>> START
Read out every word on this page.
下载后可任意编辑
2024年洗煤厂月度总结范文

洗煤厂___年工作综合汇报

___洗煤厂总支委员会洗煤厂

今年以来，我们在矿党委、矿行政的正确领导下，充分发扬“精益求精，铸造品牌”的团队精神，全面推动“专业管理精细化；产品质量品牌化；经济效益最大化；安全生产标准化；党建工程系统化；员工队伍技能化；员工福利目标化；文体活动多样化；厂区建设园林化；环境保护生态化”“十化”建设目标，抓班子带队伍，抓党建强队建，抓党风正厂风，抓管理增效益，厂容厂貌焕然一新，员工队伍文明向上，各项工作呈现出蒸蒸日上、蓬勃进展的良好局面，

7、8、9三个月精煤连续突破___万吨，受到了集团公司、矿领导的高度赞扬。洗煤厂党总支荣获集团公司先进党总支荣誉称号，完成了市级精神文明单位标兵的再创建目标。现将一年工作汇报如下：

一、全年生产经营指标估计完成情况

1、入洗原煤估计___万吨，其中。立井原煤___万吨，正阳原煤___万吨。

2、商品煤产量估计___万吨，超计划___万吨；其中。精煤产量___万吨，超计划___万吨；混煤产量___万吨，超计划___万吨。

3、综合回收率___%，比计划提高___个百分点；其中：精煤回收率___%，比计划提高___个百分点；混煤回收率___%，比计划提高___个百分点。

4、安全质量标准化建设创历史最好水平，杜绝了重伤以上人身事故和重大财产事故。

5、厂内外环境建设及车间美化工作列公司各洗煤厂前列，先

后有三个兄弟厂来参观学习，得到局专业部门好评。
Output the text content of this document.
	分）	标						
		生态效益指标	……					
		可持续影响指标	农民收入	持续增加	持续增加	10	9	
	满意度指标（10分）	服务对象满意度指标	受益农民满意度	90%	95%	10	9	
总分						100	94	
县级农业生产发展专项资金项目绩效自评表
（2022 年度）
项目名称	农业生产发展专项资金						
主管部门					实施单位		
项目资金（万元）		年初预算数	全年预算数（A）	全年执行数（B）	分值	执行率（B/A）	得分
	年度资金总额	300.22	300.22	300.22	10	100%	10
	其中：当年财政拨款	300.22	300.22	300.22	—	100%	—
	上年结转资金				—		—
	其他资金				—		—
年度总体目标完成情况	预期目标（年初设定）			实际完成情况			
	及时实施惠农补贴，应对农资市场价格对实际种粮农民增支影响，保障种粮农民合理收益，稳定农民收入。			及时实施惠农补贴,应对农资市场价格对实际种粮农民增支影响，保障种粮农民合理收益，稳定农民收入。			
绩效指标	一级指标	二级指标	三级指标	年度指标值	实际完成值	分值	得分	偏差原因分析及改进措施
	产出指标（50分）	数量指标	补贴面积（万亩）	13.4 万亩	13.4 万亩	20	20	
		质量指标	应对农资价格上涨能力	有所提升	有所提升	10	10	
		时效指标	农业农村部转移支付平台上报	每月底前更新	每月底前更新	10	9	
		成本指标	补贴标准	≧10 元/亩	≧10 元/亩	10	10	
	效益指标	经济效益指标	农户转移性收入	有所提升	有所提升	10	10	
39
>> END
■ **Exercise**
Nothing should be changed: write out all of the data as is.

■ **Task output**
Read out every word on this page.
下载后可任意编辑
2024年洗煤厂月度总结范文

洗煤厂___年工作综合汇报

___洗煤厂总支委员会洗煤厂

今年以来，我们在矿党委、矿行政的正确领导下，充分发扬“精益求精，铸造品牌”的团队精神，全面推动“专业管理精细化；产品质量品牌化；经济效益最大化；安全生产标准化；党建工程系统化；员工队伍技能化；员工福利目标化；文体活动多样化；厂区建设园林化；环境保护生态化”“十化”建设目标，抓班子带队伍，抓党建强队建，抓党风正厂风，抓管理增效益，厂容厂貌焕然一新，员工队伍文明向上，各项工作呈现出蒸蒸日上、蓬勃进展的良好局面，

7、8、9三个月精煤连续突破___万吨，受到了集团公司、矿领导的高度赞扬。洗煤厂党总支荣获集团公司先进党总支荣誉称号，完成了市级精神文明单位标兵的再创建目标。现将一年工作汇报如下：

一、全年生产经营指标估计完成情况

1、入洗原煤估计___万吨，其中。立井原煤___万吨，正阳原煤___万吨。

2、商品煤产量估计___万吨，超计划___万吨；其中。精煤产量___万吨，超计划___万吨；混煤产量___万吨，超计划___万吨。

3、综合回收率___%，比计划提高___个百分点；其中：精煤回收率___%，比计划提高___个百分点；混煤回收率___%，比计划提高___个百分点。

4、安全质量标准化建设创历史最好水平，杜绝了重伤以上人身事故和重大财产事故。

5、厂内外环境建设及车间美化工作列公司各洗煤厂前列，先

后有三个兄弟厂来参观学习，得到局专业部门好评。
Output the text content of this document.
	分）	标						
		生态效益指标	……					
		可持续影响指标	农民收入	持续增加	持续增加	10	9	
	满意度指标（10分）	服务对象满意度指标	受益农民满意度	90%	95%	10	9	
总分						100	94	
县级农业生产发展专项资金项目绩效自评表
（2022 年度）
项目名称	农业生产发展专项资金						
主管部门					实施单位		
项目资金（万元）		年初预算数	全年预算数（A）	全年执行数（B）	分值	执行率（B/A）	得分
	年度资金总额	300.22	300.22	300.22	10	100%	10
	其中：当年财政拨款	300.22	300.22	300.22	—	100%	—
	上年结转资金				—		—
	其他资金				—		—
年度总体目标完成情况	预期目标（年初设定）			实际完成情况			
	及时实施惠农补贴，应对农资市场价格对实际种粮农民增支影响，保障种粮农民合理收益，稳定农民收入。			及时实施惠农补贴,应对农资市场价格对实际种粮农民增支影响，保障种粮农民合理收益，稳定农民收入。			
绩效指标	一级指标	二级指标	三级指标	年度指标值	实际完成值	分值	得分	偏差原因分析及改进措施
	产出指标（50分）	数量指标	补贴面积（万亩）	13.4 万亩	13.4 万亩	20	20	
		质量指标	应对农资价格上涨能力	有所提升	有所提升	10	10	
		时效指标	农业农村部转移支付平台上报	每月底前更新	每月底前更新	10	9	
		成本指标	补贴标准	≧10 元/亩	≧10 元/亩	10	10	
	效益指标	经济效益指标	农户转移性收入	有所提升	有所提升	10	10	
39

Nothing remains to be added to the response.